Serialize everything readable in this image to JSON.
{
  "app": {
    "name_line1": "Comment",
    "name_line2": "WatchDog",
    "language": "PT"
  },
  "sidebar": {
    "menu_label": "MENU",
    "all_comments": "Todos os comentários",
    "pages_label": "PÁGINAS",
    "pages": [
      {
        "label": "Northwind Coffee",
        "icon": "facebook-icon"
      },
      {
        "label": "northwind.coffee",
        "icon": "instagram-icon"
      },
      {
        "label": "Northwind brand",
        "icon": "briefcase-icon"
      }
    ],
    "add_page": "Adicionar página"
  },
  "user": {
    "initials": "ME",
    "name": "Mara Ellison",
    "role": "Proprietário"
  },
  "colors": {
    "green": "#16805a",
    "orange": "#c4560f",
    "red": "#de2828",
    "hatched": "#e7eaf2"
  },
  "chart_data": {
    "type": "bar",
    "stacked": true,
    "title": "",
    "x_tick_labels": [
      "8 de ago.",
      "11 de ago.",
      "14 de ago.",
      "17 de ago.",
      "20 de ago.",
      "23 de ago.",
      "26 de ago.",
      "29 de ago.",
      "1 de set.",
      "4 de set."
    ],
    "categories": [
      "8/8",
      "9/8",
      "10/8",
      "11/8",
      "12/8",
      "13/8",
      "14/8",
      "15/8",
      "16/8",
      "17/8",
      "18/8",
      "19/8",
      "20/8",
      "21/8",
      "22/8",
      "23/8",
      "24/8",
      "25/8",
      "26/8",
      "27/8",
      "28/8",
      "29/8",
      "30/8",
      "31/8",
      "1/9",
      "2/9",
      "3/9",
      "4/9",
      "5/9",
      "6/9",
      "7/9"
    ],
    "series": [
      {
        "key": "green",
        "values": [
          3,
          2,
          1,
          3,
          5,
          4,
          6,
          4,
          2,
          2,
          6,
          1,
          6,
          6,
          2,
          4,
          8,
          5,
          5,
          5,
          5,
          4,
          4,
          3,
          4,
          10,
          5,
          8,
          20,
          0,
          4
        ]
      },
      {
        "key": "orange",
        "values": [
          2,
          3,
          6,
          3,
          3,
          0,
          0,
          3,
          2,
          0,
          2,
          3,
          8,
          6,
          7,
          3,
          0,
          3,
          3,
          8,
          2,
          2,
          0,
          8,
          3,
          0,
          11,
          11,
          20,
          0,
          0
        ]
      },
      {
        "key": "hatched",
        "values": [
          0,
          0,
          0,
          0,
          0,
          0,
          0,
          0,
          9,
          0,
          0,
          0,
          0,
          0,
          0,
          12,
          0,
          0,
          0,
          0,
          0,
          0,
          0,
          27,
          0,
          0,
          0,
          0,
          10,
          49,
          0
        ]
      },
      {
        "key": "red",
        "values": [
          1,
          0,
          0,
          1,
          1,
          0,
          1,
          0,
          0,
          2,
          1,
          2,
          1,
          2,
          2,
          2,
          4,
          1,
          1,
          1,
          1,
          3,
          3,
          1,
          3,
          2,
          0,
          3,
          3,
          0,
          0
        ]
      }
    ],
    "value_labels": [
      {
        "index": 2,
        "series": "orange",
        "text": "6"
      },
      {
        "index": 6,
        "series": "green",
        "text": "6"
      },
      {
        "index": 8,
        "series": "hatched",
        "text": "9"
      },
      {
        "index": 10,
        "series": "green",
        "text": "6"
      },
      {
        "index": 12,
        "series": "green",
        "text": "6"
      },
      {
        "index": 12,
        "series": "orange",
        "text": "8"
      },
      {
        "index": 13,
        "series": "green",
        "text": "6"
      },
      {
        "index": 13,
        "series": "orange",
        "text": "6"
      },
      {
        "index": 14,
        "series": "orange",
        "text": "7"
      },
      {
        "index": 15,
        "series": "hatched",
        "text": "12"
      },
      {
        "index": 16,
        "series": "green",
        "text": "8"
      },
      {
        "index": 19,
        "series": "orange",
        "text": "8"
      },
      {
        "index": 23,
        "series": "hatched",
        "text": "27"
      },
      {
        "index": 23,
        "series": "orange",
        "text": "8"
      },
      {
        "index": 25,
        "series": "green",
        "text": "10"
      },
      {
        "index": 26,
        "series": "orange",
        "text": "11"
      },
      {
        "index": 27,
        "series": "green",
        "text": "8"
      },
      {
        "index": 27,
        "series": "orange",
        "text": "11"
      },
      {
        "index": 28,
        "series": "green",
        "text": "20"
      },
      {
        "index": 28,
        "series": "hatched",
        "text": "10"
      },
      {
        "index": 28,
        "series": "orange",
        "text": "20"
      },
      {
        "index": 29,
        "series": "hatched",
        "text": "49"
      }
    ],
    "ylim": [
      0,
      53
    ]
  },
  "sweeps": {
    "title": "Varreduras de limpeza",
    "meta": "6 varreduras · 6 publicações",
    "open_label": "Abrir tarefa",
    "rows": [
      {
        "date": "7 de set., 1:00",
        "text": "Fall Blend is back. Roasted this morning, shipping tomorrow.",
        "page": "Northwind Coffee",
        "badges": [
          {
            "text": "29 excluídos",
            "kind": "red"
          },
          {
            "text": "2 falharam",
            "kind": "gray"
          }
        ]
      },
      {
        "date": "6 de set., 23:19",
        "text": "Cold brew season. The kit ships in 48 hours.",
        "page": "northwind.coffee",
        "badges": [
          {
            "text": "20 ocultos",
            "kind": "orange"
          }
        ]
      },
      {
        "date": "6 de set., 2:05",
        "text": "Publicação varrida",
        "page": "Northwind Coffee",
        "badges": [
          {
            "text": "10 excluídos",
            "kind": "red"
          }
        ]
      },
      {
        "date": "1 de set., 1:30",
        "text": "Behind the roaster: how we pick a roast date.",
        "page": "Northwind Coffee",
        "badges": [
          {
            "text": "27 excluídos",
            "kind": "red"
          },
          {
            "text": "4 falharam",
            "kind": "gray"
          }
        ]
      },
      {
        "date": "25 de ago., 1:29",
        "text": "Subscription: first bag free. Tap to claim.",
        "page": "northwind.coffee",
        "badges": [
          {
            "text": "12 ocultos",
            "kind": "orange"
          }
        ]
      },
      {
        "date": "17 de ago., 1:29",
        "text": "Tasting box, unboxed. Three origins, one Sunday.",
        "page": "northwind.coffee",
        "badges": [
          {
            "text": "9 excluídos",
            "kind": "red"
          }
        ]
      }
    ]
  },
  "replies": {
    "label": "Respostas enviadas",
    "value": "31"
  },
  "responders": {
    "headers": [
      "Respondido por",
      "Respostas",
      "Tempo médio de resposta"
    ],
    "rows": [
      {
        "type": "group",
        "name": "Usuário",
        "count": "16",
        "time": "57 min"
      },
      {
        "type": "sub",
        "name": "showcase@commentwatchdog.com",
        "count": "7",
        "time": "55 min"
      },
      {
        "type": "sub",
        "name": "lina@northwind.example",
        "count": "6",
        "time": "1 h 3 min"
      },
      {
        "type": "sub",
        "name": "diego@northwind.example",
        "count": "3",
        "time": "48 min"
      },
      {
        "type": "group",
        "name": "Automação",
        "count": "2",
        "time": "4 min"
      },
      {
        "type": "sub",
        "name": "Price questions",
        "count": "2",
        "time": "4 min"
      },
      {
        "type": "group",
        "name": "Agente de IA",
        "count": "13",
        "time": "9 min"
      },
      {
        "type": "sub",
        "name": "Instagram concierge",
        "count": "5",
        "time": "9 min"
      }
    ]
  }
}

------------------------------------------------

**To be done**
From the data, pick out every line that includes "excluídos".

**Expected answer**
            "text": "29 excluídos",
            "text": "10 excluídos",
            "text": "27 excluídos",
            "text": "9 excluídos",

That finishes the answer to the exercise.